___ Given entries ___
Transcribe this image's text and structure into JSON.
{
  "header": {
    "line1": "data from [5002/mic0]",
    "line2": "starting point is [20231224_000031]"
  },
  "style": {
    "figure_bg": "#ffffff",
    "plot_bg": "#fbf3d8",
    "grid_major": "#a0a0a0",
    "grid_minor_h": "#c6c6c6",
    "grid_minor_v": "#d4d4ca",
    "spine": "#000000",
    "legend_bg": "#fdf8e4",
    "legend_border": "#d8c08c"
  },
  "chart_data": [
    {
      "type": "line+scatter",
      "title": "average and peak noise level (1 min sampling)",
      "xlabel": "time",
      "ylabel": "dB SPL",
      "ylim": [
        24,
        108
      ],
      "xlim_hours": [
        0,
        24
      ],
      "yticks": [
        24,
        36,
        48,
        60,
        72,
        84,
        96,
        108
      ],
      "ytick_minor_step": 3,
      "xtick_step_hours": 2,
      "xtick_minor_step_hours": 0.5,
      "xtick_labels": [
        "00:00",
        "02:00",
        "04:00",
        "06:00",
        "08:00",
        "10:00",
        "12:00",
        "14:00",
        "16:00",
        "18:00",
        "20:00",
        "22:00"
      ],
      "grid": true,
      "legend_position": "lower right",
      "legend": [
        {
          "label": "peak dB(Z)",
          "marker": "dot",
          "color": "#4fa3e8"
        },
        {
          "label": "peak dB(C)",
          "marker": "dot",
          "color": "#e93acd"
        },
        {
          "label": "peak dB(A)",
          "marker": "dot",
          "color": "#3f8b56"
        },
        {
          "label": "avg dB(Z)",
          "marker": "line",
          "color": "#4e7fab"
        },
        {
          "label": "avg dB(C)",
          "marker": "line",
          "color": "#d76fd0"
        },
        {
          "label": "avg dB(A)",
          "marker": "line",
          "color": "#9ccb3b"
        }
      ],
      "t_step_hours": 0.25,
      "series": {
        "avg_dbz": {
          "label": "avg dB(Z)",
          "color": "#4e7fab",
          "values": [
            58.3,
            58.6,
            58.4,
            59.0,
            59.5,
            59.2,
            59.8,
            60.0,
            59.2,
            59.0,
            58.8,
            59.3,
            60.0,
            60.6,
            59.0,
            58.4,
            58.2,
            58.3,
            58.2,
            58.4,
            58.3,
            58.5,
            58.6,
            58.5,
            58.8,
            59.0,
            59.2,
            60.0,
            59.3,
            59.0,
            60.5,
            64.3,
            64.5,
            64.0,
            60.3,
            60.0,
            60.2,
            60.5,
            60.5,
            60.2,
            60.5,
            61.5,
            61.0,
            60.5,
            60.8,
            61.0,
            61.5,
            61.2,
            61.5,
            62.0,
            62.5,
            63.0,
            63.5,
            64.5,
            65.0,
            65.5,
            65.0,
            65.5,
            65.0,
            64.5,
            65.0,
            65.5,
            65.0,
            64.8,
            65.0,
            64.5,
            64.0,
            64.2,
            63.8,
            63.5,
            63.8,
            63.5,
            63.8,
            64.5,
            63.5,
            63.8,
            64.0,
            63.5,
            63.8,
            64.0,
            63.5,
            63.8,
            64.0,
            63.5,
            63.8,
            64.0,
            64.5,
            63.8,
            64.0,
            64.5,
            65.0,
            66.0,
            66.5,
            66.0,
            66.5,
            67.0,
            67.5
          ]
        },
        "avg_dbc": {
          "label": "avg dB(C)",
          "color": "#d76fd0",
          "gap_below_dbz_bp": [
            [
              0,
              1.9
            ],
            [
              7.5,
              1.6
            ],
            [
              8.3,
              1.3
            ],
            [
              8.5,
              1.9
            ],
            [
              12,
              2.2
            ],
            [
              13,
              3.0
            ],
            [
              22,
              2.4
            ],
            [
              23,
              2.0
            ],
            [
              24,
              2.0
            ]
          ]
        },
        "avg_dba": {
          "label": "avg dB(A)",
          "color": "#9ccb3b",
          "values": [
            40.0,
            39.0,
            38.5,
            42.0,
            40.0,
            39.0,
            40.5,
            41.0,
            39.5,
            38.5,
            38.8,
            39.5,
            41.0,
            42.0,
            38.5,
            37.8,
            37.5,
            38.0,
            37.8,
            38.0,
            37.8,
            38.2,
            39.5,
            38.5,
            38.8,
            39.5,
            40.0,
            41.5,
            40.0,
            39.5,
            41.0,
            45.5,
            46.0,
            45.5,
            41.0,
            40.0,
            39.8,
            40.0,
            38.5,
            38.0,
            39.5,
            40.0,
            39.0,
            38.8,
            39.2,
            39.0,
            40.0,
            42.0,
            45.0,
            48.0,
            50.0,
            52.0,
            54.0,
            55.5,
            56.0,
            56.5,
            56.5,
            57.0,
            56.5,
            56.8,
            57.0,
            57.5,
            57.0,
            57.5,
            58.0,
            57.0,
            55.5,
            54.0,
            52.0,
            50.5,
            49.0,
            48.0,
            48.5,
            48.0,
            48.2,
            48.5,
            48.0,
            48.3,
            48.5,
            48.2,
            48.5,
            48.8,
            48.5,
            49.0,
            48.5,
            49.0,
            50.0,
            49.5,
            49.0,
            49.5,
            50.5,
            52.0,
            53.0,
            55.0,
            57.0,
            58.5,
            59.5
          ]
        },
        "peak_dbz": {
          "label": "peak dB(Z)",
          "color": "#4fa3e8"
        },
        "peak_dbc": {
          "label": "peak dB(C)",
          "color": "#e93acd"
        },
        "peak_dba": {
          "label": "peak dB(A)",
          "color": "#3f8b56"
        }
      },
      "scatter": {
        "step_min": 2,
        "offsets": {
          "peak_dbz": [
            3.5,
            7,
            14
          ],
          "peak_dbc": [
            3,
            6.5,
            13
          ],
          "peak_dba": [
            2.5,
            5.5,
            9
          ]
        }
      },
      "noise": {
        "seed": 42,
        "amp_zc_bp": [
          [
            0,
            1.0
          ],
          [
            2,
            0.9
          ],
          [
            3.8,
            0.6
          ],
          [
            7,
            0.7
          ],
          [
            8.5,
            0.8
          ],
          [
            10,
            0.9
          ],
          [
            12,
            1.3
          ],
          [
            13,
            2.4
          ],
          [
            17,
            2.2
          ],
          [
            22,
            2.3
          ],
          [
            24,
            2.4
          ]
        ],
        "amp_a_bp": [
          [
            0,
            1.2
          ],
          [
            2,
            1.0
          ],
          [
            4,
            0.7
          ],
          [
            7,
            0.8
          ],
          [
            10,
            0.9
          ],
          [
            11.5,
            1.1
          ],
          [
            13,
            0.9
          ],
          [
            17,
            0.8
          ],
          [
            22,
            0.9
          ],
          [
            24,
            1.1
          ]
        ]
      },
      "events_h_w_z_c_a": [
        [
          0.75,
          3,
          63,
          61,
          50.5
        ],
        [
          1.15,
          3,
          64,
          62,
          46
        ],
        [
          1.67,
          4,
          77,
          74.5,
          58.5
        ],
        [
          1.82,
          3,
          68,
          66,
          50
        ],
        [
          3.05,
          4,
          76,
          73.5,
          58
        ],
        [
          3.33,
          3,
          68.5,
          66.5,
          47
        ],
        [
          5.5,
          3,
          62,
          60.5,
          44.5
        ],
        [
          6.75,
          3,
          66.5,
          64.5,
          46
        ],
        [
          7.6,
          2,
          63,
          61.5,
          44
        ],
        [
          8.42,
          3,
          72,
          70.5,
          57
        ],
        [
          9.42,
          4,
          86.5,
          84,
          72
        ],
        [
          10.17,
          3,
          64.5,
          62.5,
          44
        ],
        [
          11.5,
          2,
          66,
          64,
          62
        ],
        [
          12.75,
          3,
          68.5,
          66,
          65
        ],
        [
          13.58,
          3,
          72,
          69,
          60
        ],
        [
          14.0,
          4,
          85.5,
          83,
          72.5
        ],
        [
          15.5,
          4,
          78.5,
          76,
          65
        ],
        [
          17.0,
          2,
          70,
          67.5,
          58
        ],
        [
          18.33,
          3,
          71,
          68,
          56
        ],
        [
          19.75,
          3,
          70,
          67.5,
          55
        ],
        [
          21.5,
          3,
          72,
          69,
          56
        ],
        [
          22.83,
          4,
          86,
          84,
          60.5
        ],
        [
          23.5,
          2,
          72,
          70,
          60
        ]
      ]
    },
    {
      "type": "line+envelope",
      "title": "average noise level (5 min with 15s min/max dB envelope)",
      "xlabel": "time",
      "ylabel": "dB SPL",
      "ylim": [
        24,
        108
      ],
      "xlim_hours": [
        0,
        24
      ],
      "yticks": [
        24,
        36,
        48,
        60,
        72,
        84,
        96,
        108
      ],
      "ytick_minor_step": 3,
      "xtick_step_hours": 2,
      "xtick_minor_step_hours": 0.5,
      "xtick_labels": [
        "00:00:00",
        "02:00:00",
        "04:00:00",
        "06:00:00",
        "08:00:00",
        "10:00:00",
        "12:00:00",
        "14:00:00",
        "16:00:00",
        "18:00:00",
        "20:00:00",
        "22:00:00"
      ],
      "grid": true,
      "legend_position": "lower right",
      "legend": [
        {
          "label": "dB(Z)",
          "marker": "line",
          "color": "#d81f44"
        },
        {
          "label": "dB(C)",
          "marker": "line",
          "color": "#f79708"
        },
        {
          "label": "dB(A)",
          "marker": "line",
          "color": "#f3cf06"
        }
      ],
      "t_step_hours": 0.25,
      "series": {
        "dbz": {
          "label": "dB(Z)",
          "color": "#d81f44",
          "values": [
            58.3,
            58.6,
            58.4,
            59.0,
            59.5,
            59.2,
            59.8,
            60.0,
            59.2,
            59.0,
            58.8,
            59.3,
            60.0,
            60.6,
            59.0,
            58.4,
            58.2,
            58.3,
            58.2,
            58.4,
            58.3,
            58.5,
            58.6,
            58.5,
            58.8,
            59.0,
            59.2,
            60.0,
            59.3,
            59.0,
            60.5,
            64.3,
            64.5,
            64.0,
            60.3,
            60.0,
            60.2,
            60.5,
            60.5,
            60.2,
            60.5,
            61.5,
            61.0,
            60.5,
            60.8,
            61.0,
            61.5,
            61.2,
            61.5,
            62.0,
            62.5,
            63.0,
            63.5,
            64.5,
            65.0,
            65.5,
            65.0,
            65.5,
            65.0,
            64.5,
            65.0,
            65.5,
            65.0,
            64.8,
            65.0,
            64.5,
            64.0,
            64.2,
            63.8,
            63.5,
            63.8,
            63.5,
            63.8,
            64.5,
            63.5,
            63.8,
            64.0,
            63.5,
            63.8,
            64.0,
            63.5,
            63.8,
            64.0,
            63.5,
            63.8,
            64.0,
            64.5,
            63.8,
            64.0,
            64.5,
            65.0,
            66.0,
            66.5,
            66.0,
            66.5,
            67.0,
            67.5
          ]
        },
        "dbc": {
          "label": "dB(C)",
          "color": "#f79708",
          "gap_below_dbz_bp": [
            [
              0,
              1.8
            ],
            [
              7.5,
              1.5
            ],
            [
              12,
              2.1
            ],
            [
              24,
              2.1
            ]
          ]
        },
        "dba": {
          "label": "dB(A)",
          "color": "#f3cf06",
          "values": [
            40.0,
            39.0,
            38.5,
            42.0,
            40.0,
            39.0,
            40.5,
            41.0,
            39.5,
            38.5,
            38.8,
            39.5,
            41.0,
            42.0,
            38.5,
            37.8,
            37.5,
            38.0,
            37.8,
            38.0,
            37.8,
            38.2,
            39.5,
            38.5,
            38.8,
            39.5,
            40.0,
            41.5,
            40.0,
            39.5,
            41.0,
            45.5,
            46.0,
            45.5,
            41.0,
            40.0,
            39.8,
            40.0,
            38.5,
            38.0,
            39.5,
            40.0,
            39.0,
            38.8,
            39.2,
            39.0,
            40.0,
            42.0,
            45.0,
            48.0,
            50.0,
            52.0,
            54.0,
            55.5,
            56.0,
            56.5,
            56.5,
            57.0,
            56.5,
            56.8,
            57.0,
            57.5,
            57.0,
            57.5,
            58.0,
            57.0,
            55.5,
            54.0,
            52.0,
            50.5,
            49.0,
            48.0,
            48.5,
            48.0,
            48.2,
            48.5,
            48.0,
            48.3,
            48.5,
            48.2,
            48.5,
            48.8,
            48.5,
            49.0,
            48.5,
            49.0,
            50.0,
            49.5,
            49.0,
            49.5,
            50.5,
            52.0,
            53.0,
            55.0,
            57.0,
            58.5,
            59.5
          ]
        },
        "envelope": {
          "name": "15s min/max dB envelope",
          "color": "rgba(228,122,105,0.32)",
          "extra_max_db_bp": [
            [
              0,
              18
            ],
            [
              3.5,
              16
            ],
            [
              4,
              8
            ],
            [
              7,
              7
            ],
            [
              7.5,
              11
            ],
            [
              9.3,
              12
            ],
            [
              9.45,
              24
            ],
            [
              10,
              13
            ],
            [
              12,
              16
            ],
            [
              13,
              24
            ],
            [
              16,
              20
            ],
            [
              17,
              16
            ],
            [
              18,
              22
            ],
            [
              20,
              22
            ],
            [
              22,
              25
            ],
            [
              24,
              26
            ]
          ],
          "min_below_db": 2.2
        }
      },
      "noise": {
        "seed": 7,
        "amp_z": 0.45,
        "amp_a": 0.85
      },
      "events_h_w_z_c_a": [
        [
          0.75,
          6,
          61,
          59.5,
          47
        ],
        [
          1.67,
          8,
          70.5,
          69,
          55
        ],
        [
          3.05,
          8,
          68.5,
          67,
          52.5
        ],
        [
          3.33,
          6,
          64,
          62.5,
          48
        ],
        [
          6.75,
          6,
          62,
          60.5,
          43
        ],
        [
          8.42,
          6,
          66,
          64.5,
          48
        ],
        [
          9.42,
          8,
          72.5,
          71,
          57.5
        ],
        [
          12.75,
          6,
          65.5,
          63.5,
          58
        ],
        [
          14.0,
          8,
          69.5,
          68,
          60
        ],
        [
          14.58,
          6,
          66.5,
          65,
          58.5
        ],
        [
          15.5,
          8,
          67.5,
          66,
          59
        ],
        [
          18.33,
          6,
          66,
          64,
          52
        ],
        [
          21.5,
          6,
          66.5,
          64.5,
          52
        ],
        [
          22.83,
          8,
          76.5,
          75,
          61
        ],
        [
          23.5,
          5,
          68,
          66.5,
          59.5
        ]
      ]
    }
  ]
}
___
Scan the material and collect every line that contains "type".

Written response:
      "type": "line+scatter",
      "type": "line+envelope",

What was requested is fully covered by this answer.